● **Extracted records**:

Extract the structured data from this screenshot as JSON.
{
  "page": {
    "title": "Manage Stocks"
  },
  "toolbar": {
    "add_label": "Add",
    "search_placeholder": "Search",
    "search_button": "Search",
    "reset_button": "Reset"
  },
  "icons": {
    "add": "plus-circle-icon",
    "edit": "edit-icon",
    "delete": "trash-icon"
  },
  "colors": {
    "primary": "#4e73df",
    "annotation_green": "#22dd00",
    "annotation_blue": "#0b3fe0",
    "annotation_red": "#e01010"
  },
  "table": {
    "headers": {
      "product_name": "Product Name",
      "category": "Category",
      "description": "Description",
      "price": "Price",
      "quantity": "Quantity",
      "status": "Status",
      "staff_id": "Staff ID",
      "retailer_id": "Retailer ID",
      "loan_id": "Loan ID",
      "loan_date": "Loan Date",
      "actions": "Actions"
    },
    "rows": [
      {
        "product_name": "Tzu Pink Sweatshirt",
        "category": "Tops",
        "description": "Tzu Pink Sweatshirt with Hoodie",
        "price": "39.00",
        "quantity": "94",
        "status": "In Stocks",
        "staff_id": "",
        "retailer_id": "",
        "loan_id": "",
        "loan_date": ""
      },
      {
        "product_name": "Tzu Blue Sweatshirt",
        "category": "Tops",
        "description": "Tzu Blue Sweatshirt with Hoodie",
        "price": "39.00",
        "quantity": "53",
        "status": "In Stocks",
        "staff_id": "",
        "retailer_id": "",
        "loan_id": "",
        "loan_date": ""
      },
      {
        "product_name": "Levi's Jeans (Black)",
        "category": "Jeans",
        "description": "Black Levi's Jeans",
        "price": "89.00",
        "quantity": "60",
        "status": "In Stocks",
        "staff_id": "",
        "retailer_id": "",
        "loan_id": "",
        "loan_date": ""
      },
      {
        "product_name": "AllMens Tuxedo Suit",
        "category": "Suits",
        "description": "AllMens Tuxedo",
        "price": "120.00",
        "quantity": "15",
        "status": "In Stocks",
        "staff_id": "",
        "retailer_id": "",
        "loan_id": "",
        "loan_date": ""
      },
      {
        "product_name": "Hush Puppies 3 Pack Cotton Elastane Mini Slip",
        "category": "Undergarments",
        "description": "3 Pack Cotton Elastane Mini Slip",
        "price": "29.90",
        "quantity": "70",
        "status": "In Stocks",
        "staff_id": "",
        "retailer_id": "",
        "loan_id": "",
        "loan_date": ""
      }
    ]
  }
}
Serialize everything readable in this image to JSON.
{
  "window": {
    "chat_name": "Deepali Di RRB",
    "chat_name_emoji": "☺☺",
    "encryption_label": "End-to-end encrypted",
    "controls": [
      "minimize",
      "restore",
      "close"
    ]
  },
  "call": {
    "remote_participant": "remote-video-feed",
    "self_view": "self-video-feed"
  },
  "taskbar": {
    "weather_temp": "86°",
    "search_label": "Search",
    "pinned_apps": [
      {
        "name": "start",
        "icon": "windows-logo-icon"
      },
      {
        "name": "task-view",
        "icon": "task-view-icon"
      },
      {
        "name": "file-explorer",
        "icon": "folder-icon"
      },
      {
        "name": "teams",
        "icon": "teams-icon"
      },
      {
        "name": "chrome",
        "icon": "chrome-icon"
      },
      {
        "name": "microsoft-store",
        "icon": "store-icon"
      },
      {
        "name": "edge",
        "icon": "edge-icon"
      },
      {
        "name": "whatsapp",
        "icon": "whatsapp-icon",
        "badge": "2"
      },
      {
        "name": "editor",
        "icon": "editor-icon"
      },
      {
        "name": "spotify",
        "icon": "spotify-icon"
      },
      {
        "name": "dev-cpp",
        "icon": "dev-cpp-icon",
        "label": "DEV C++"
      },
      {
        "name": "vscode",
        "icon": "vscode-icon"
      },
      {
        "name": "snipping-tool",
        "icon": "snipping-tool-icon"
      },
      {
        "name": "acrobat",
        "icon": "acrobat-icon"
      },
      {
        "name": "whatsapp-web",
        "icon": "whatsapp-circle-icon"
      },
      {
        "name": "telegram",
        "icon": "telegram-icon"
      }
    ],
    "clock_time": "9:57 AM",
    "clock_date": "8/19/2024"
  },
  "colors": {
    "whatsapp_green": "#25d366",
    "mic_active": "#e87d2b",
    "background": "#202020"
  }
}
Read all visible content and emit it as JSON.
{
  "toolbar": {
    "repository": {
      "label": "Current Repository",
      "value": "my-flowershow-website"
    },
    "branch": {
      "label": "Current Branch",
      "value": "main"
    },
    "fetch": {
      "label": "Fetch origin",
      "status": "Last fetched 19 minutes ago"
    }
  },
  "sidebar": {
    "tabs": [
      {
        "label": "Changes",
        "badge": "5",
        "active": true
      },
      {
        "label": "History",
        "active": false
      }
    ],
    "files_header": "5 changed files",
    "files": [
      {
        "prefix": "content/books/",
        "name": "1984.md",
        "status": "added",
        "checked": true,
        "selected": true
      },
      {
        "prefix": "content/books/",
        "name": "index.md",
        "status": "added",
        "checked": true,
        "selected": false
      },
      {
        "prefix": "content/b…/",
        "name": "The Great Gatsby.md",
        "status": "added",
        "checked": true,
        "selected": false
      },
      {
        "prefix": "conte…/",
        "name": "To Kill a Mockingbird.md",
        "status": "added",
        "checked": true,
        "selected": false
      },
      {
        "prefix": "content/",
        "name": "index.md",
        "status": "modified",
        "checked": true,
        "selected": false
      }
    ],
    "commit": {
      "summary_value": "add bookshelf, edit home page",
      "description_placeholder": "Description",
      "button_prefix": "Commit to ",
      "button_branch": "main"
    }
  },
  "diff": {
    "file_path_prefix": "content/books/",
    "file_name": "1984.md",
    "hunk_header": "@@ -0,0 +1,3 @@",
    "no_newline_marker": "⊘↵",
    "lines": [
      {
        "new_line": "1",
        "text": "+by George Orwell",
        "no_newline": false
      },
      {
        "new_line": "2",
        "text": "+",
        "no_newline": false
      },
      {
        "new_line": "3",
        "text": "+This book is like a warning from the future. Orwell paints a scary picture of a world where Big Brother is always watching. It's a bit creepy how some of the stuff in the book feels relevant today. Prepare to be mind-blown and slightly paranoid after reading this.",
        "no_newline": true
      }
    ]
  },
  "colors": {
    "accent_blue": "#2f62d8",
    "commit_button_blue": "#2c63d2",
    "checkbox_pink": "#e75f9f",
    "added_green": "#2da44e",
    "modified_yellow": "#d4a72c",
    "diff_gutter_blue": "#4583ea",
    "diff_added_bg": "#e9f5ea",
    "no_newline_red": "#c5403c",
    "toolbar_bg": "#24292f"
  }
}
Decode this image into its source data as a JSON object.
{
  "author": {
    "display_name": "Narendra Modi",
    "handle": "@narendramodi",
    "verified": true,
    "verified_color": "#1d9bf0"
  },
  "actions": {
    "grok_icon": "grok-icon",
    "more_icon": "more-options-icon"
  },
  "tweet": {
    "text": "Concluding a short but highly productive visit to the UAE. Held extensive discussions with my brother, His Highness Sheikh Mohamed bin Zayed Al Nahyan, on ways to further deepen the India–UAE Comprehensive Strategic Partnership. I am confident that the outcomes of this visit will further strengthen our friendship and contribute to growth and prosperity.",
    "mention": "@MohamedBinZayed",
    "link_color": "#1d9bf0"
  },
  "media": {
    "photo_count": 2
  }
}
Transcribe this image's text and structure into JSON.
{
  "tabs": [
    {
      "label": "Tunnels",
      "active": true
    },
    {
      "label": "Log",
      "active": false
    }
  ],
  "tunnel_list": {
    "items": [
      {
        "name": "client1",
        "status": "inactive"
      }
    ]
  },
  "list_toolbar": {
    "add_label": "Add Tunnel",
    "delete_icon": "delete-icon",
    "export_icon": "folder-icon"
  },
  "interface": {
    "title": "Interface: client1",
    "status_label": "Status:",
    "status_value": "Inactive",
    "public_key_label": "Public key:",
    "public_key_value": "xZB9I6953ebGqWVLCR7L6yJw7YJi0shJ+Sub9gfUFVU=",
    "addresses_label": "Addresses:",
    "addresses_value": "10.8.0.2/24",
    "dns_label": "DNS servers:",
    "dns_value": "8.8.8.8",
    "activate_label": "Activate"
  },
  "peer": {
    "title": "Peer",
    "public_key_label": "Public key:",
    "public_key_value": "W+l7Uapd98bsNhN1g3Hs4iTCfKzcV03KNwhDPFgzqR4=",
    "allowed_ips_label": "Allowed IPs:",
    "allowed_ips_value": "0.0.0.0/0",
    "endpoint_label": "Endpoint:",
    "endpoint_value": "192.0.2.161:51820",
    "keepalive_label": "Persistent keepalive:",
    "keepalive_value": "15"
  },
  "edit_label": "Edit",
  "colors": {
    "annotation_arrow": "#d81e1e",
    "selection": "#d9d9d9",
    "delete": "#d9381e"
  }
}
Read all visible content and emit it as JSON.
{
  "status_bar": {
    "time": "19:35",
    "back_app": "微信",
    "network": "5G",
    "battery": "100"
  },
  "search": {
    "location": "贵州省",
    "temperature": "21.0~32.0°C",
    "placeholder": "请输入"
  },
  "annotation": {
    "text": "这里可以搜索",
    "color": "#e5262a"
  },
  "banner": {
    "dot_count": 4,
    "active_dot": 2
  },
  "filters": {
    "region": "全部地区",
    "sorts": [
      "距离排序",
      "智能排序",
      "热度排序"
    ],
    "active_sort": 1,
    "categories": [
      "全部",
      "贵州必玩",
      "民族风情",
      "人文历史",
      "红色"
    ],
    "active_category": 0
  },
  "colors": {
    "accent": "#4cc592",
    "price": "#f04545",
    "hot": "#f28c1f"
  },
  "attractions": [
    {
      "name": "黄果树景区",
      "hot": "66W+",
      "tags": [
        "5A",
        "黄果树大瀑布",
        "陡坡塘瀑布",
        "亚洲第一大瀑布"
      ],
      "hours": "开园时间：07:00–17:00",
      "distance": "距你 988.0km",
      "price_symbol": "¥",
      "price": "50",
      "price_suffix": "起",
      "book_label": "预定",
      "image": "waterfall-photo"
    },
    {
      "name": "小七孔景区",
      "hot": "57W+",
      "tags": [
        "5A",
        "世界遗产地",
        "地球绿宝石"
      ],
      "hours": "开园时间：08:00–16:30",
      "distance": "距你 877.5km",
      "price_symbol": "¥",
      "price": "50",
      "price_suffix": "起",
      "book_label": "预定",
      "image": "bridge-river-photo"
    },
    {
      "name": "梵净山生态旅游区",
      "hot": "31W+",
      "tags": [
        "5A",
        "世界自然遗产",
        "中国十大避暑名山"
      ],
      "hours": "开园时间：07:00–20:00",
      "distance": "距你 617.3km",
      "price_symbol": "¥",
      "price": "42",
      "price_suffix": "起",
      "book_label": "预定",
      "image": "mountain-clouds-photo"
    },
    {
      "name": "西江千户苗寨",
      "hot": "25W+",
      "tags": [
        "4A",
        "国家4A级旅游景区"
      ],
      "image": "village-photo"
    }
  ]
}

● **What you need to do**:
Search the records above for the string "AllMens". Copy every line that contains it.

● **Answer to this exercise**:
        "product_name": "AllMens Tuxedo Suit",
        "description": "AllMens Tuxedo",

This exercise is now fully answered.